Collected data
Start

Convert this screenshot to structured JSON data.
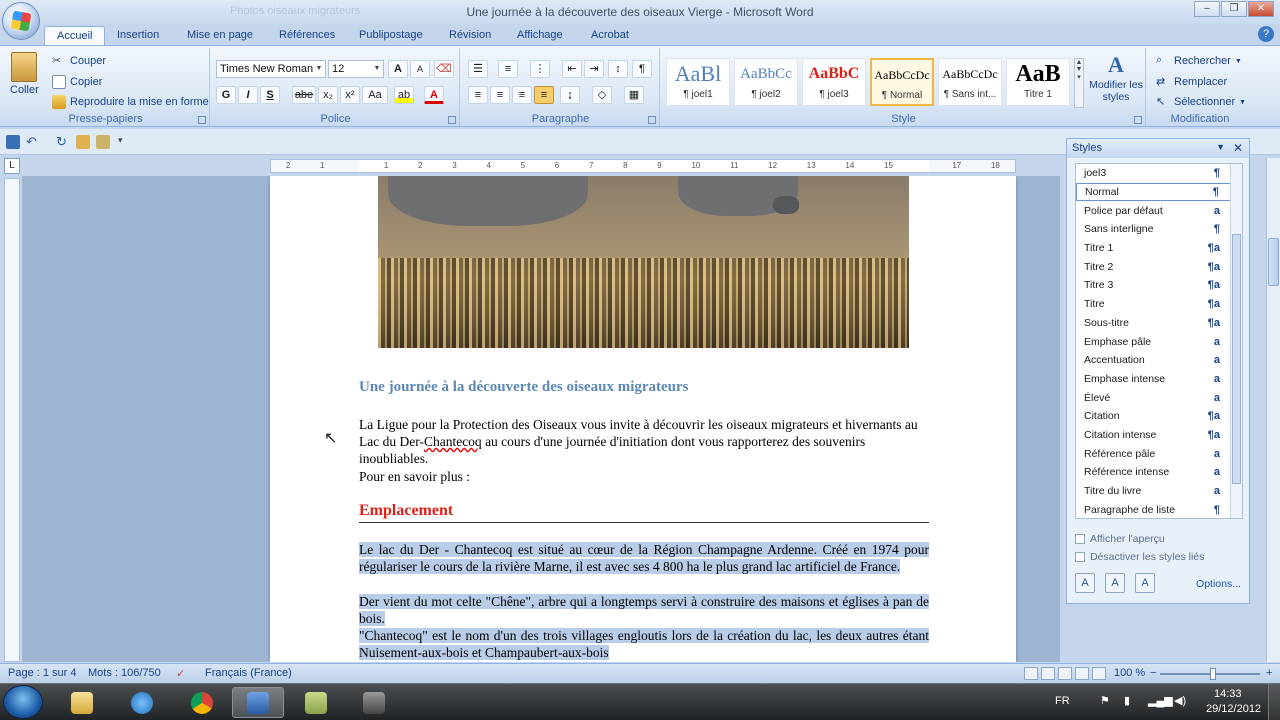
{
  "window": {
    "title": "Une journée à la découverte des oiseaux  Vierge  -  Microsoft Word",
    "faded_title": "Photos oiseaux migrateurs",
    "controls": [
      "–",
      "❐",
      "✕"
    ]
  },
  "tabs": [
    "Accueil",
    "Insertion",
    "Mise en page",
    "Références",
    "Publipostage",
    "Révision",
    "Affichage",
    "Acrobat"
  ],
  "active_tab": "Accueil",
  "help_glyph": "?",
  "ribbon": {
    "clipboard": {
      "label": "Presse-papiers",
      "paste": "Coller",
      "cut": "Couper",
      "copy": "Copier",
      "format_painter": "Reproduire la mise en forme"
    },
    "font": {
      "label": "Police",
      "family": "Times New Roman",
      "size": "12",
      "grow": "A",
      "shrink": "A",
      "bold": "G",
      "italic": "I",
      "underline": "S",
      "strike": "abe",
      "sub": "x₂",
      "sup": "x²",
      "case": "Aa",
      "font_color": "A"
    },
    "paragraph": {
      "label": "Paragraphe",
      "pilcrow": "¶"
    },
    "styles": {
      "label": "Style",
      "cards": [
        {
          "sample": "AaBl",
          "name": "¶ joel1",
          "color": "#4f81bd",
          "size": "22px",
          "weight": "normal"
        },
        {
          "sample": "AaBbCc",
          "name": "¶ joel2",
          "color": "#4f81bd",
          "size": "15px",
          "weight": "normal"
        },
        {
          "sample": "AaBbC",
          "name": "¶ joel3",
          "color": "#d9231b",
          "size": "16px",
          "weight": "bold"
        },
        {
          "sample": "AaBbCcDc",
          "name": "¶ Normal",
          "color": "#000000",
          "size": "12px",
          "weight": "normal"
        },
        {
          "sample": "AaBbCcDc",
          "name": "¶ Sans int...",
          "color": "#000000",
          "size": "12px",
          "weight": "normal"
        },
        {
          "sample": "AaB",
          "name": "Titre 1",
          "color": "#000000",
          "size": "24px",
          "weight": "bold"
        }
      ],
      "selected_index": 3,
      "change_styles": "Modifier les styles"
    },
    "editing": {
      "label": "Modification",
      "find": "Rechercher",
      "replace": "Remplacer",
      "select": "Sélectionner"
    }
  },
  "ruler": {
    "corner": "L",
    "ticks": [
      "2",
      "1",
      "",
      "1",
      "2",
      "3",
      "4",
      "5",
      "6",
      "7",
      "8",
      "9",
      "10",
      "11",
      "12",
      "13",
      "14",
      "15",
      "",
      "17",
      "18"
    ]
  },
  "document": {
    "heading": "Une journée à la découverte des oiseaux migrateurs",
    "para1_before": "La Ligue pour la Protection des Oiseaux vous invite à découvrir les oiseaux migrateurs et hivernants au Lac du Der-",
    "para1_misspelled": "Chantecoq",
    "para1_after": " au cours d'une journée d'initiation dont vous rapporterez des souvenirs inoubliables.",
    "para2": "Pour en savoir plus :",
    "section_heading": "Emplacement",
    "sel_line1": "Le lac du Der - Chantecoq est situé au cœur de la Région Champagne Ardenne. Créé en 1974 pour régulariser le cours de la rivière Marne, il est avec ses 4 800 ha le plus grand lac artificiel de France.",
    "sel_line2": "Der vient du mot celte \"Chêne\", arbre qui a longtemps servi à construire des maisons et églises à pan de bois.",
    "sel_line3": "\"Chantecoq\" est le nom d'un des trois villages engloutis lors de la création du lac, les deux autres étant Nuisement-aux-bois et Champaubert-aux-bois"
  },
  "styles_pane": {
    "title": "Styles",
    "items": [
      {
        "name": "joel3",
        "mark": "¶"
      },
      {
        "name": "Normal",
        "mark": "¶"
      },
      {
        "name": "Police par défaut",
        "mark": "a"
      },
      {
        "name": "Sans interligne",
        "mark": "¶"
      },
      {
        "name": "Titre 1",
        "mark": "¶a"
      },
      {
        "name": "Titre 2",
        "mark": "¶a"
      },
      {
        "name": "Titre 3",
        "mark": "¶a"
      },
      {
        "name": "Titre",
        "mark": "¶a"
      },
      {
        "name": "Sous-titre",
        "mark": "¶a"
      },
      {
        "name": "Emphase pâle",
        "mark": "a"
      },
      {
        "name": "Accentuation",
        "mark": "a"
      },
      {
        "name": "Emphase intense",
        "mark": "a"
      },
      {
        "name": "Élevé",
        "mark": "a"
      },
      {
        "name": "Citation",
        "mark": "¶a"
      },
      {
        "name": "Citation intense",
        "mark": "¶a"
      },
      {
        "name": "Référence pâle",
        "mark": "a"
      },
      {
        "name": "Référence intense",
        "mark": "a"
      },
      {
        "name": "Titre du livre",
        "mark": "a"
      },
      {
        "name": "Paragraphe de liste",
        "mark": "¶"
      }
    ],
    "selected": "Normal",
    "show_preview": "Afficher l'aperçu",
    "disable_linked": "Désactiver les styles liés",
    "options": "Options..."
  },
  "status": {
    "page": "Page : 1 sur 4",
    "words": "Mots : 106/750",
    "language": "Français (France)",
    "zoom": "100 %",
    "zoom_percent": 100
  },
  "taskbar": {
    "lang": "FR",
    "time": "14:33",
    "date": "29/12/2012"
  },
  "colors": {
    "heading": "#5b87b8",
    "section": "#d9231b",
    "selection": "#b9cde9",
    "ribbon_text": "#15428b"
  }
}
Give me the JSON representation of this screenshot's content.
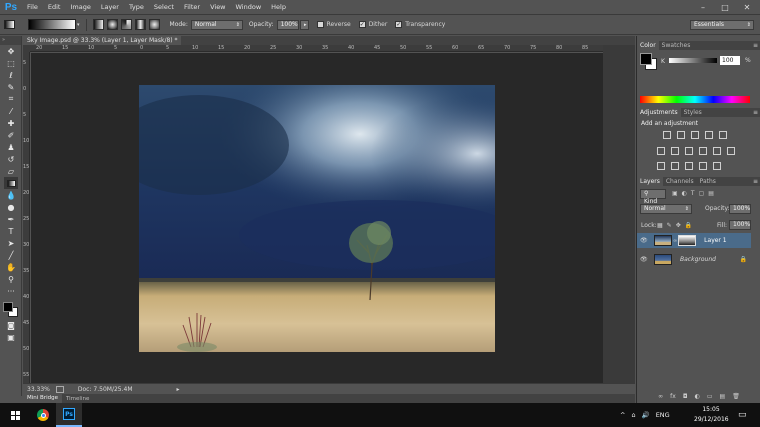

End

Out of the material above, select every line that holds the string "Paragraphe".

_SOLUTION TO THE EXERCISE_:
      "label": "Paragraphe",
        "name": "Paragraphe de liste",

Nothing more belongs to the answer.